Required work -> Transcribe the material verbatim in full; the pictures do not belong in the copy.

Supplied information ->
#####

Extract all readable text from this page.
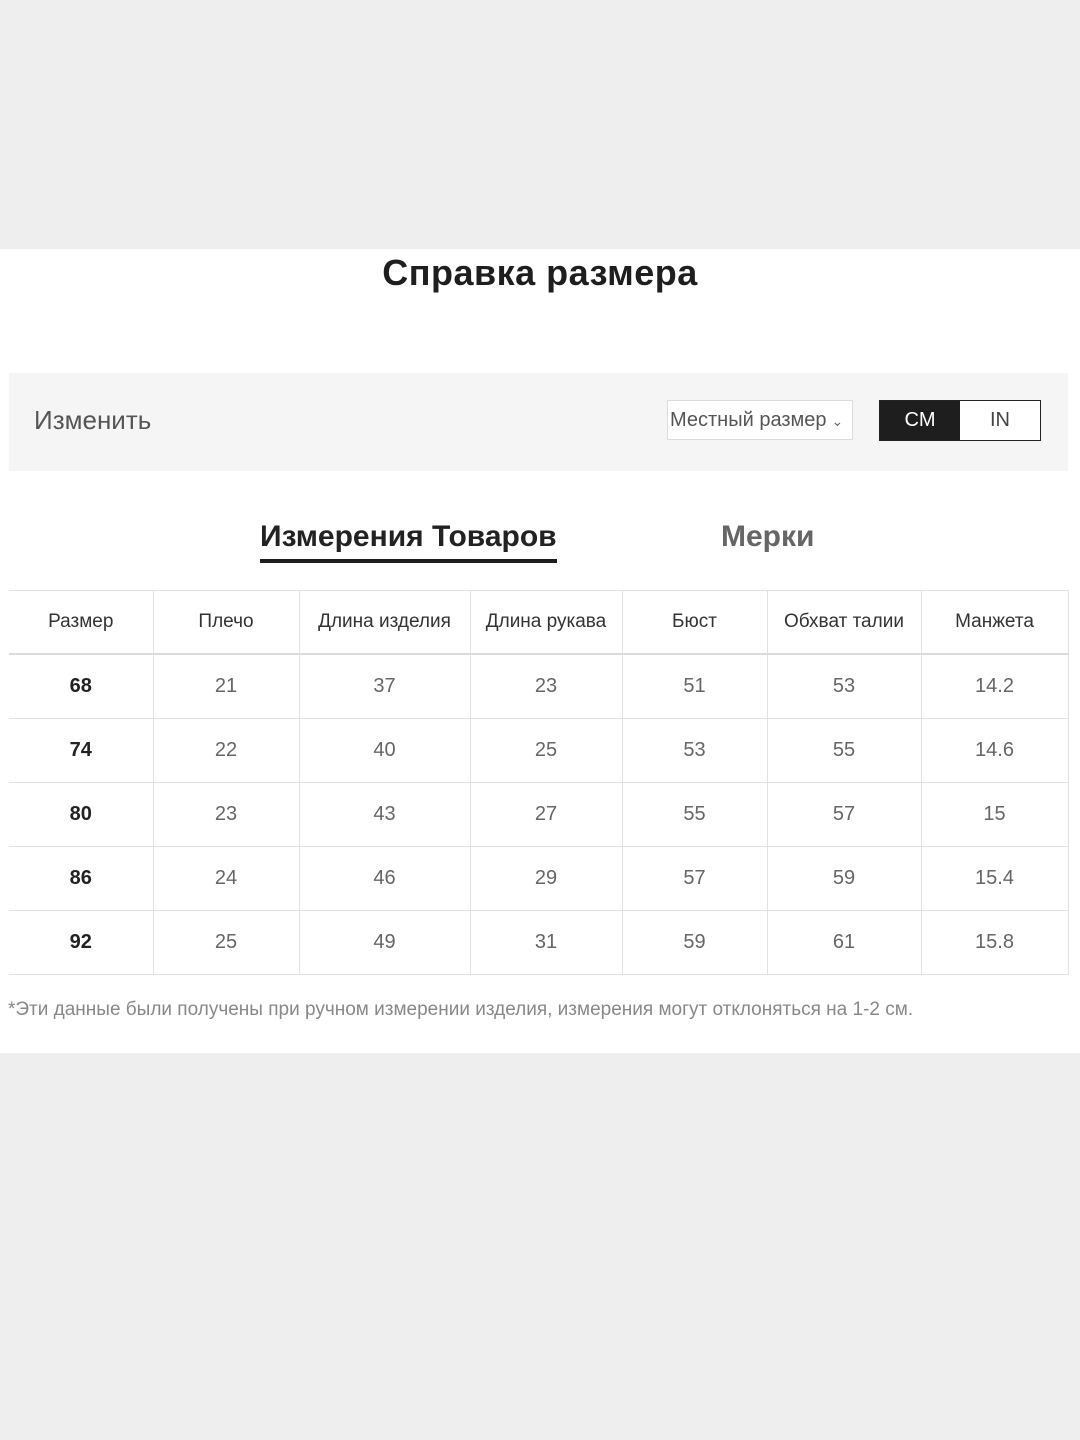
Справка размера
Изменить	Местный размер ⌄	CM	IN
Измерения Товаров	Мерки
Размер	Плечо	Длина изделия	Длина рукава	Бюст	Обхват талии	Манжета
68	21	37	23	51	53	14.2
74	22	40	25	53	55	14.6
80	23	43	27	55	57	15
86	24	46	29	57	59	15.4
92	25	49	31	59	61	15.8
*Эти данные были получены при ручном измерении изделия, измерения могут отклоняться на 1-2 см.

#####

Answer to this task ->
Extract all readable text from this page.
Справка размера
Изменить	Местный размер ⌄	CM	IN
Измерения Товаров	Мерки
Размер	Плечо	Длина изделия	Длина рукава	Бюст	Обхват талии	Манжета
68	21	37	23	51	53	14.2
74	22	40	25	53	55	14.6
80	23	43	27	55	57	15
86	24	46	29	57	59	15.4
92	25	49	31	59	61	15.8
*Эти данные были получены при ручном измерении изделия, измерения могут отклоняться на 1-2 см.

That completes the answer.